Wherever the string "mild" occurs in a line of these records, report that line.

++++++++++++++++++++

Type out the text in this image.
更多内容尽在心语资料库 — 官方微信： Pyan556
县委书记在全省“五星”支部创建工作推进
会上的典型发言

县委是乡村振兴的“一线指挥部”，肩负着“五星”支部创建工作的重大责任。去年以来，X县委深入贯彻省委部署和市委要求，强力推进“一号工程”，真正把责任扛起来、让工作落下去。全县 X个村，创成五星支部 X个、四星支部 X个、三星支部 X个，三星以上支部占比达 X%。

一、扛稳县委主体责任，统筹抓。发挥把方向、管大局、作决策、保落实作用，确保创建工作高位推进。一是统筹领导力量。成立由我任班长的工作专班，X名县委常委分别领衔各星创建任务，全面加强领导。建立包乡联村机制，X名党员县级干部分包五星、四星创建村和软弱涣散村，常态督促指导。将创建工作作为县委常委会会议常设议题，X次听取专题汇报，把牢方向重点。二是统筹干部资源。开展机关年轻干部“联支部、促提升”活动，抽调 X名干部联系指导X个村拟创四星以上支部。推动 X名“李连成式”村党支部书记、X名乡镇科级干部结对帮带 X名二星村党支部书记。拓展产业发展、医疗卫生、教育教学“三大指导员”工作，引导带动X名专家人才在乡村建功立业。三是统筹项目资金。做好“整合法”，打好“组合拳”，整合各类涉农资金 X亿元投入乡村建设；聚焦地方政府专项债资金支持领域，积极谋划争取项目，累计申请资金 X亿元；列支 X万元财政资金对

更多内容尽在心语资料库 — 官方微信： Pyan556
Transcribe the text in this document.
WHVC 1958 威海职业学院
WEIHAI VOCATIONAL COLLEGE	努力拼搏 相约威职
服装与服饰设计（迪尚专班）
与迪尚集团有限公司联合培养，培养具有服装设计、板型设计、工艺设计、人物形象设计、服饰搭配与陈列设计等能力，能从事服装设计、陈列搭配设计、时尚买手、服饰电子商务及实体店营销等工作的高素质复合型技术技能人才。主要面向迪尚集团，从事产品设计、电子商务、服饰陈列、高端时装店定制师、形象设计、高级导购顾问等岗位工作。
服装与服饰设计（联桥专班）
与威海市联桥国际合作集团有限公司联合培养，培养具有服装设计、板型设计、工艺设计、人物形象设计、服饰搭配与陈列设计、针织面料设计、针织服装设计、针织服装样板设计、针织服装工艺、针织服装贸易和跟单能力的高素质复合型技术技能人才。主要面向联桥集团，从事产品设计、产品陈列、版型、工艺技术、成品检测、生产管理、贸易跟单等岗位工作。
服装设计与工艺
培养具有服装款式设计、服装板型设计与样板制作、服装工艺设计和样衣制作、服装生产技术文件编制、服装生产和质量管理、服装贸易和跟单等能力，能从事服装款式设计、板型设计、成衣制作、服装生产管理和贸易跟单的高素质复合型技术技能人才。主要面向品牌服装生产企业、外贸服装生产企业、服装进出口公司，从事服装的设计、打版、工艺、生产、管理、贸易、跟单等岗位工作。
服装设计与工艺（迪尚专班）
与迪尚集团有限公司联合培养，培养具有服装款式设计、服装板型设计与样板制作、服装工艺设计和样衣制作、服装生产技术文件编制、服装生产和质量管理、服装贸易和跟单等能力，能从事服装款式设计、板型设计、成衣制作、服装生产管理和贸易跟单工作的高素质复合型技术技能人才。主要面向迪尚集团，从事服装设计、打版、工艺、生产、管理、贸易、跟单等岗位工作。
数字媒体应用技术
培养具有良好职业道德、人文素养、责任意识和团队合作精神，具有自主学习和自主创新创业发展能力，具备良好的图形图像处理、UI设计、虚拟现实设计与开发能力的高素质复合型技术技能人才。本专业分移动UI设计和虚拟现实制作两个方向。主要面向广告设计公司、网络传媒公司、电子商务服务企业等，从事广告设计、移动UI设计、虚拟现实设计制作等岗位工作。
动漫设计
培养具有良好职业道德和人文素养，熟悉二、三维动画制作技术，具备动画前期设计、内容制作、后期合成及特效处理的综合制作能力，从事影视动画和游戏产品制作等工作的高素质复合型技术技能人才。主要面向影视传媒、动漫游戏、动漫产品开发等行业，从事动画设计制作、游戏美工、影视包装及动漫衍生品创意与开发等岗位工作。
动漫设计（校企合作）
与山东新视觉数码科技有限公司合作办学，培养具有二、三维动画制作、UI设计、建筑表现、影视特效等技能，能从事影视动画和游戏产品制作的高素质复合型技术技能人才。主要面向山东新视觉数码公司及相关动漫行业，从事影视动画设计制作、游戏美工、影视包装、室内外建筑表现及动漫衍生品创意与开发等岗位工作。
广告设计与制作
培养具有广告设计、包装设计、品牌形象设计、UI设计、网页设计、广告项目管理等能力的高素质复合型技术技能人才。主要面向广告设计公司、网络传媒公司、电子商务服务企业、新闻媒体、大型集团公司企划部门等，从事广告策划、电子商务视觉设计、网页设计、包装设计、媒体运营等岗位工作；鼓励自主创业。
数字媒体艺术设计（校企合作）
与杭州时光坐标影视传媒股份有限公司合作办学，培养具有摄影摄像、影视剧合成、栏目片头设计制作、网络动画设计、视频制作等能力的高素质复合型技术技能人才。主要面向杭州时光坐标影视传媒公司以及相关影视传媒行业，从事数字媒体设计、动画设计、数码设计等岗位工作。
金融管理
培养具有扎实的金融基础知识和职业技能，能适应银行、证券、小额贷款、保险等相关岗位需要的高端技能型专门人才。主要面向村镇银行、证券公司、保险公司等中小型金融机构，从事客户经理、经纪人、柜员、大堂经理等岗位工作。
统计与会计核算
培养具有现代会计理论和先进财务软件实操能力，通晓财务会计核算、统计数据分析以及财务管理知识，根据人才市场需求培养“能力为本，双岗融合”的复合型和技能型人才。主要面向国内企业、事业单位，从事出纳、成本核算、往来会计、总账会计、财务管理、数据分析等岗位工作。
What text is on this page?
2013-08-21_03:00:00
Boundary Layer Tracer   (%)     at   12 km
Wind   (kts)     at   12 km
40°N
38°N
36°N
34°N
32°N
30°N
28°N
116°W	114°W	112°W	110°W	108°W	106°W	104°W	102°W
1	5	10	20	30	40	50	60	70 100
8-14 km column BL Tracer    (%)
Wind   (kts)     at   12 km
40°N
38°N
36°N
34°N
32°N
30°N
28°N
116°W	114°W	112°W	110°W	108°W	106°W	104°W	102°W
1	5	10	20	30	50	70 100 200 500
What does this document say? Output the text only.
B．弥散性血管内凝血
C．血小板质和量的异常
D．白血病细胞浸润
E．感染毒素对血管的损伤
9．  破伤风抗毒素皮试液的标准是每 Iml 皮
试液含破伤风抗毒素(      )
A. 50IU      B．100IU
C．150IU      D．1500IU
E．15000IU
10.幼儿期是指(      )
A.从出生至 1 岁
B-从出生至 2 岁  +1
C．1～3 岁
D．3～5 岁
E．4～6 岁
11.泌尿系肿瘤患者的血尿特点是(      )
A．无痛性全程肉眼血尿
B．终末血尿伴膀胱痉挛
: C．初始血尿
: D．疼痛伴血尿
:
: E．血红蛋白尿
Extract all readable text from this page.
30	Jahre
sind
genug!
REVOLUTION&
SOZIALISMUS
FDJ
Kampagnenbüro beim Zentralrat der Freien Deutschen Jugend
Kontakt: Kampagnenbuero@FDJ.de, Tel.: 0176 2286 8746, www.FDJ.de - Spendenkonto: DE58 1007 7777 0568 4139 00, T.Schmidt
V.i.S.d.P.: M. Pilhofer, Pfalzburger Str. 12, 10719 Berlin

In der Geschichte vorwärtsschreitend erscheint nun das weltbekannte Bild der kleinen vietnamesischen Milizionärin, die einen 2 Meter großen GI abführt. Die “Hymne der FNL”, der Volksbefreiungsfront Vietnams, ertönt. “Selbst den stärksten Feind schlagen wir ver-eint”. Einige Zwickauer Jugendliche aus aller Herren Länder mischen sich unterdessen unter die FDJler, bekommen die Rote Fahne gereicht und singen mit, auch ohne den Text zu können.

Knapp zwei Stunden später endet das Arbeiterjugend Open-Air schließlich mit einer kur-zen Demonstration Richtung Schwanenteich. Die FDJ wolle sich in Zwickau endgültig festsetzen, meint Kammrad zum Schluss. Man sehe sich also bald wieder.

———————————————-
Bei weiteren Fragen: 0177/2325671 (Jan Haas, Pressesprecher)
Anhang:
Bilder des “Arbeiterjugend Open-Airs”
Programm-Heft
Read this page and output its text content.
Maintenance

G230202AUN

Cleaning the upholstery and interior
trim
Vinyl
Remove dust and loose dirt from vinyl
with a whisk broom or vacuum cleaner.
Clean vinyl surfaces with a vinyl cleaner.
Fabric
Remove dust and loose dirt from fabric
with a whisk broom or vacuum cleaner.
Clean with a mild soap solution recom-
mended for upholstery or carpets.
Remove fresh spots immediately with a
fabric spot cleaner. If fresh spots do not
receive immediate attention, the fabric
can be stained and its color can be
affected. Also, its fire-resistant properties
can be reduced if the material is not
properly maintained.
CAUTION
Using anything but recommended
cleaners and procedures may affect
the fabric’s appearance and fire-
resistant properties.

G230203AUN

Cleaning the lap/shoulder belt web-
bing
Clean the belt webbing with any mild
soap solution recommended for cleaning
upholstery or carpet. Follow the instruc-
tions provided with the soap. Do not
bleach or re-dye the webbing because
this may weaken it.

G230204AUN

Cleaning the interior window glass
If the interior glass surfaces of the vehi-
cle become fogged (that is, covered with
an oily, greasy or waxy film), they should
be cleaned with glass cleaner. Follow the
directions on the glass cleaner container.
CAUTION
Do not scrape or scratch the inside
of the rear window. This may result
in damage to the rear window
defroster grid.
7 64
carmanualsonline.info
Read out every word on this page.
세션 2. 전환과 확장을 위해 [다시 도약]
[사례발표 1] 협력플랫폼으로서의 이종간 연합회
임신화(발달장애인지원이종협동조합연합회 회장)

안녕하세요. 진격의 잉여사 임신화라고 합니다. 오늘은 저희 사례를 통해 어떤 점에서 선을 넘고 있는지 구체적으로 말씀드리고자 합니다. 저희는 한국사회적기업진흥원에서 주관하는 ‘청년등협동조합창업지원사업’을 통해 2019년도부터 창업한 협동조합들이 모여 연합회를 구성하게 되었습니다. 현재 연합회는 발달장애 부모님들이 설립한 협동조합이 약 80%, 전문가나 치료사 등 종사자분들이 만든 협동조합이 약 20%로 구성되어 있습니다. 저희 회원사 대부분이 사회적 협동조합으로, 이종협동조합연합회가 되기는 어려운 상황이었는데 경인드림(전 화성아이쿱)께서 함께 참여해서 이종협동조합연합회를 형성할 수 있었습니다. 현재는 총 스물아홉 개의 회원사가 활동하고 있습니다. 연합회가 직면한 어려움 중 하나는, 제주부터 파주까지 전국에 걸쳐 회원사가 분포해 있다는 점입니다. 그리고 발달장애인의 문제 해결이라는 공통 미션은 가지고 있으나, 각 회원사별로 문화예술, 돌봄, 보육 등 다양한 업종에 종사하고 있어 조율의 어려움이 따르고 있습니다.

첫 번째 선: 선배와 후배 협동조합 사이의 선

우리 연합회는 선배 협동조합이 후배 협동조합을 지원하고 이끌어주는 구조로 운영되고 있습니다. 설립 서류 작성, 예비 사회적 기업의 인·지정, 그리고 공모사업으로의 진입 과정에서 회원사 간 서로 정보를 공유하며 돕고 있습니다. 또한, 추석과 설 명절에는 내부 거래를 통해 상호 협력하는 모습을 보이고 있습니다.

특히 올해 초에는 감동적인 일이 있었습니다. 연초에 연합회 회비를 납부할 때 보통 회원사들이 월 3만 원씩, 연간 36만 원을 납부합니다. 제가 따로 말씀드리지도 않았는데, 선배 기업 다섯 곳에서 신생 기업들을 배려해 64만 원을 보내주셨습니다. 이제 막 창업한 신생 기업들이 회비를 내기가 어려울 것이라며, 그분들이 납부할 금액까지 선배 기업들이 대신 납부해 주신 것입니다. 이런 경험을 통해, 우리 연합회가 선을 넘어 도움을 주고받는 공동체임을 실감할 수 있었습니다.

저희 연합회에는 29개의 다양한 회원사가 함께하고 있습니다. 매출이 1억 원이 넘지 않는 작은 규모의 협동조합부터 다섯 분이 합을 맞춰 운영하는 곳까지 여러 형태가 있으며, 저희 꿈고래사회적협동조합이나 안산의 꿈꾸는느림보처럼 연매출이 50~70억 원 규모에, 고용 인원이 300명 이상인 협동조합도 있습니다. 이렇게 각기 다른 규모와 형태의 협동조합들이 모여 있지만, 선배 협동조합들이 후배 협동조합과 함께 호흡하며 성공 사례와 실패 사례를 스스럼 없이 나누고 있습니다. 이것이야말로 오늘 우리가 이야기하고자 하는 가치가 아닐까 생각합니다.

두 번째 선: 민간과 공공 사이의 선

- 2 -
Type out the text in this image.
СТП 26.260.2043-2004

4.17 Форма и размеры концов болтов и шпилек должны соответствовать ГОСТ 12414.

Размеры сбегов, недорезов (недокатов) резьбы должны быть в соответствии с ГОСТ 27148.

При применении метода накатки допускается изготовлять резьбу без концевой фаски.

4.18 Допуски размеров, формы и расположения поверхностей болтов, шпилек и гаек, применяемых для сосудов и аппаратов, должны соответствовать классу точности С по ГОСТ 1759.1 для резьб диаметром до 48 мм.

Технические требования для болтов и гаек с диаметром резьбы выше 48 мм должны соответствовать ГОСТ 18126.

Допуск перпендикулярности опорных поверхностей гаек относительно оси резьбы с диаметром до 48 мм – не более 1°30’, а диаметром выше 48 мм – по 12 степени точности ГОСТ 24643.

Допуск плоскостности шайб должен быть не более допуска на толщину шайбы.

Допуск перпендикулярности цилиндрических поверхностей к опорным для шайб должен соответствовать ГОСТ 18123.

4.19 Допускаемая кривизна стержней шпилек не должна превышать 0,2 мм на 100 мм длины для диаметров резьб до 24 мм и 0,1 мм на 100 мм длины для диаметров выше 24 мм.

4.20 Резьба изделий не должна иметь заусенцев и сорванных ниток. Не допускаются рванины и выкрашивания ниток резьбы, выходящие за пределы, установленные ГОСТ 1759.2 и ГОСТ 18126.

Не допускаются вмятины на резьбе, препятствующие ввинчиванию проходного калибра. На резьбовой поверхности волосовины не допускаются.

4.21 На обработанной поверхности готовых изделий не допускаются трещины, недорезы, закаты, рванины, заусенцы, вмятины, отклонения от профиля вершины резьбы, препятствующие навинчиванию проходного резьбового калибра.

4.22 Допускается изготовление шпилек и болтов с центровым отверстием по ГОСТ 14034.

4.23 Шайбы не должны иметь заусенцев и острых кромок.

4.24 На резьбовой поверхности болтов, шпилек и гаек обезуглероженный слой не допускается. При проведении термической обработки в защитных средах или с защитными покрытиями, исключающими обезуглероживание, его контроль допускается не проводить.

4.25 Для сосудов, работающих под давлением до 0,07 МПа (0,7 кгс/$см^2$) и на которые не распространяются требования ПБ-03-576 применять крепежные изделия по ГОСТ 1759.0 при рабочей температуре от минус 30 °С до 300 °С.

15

++++++++++++++++++++

• [Output for this task]:
Clean with a mild soap solution recom-
Clean the belt webbing with any mild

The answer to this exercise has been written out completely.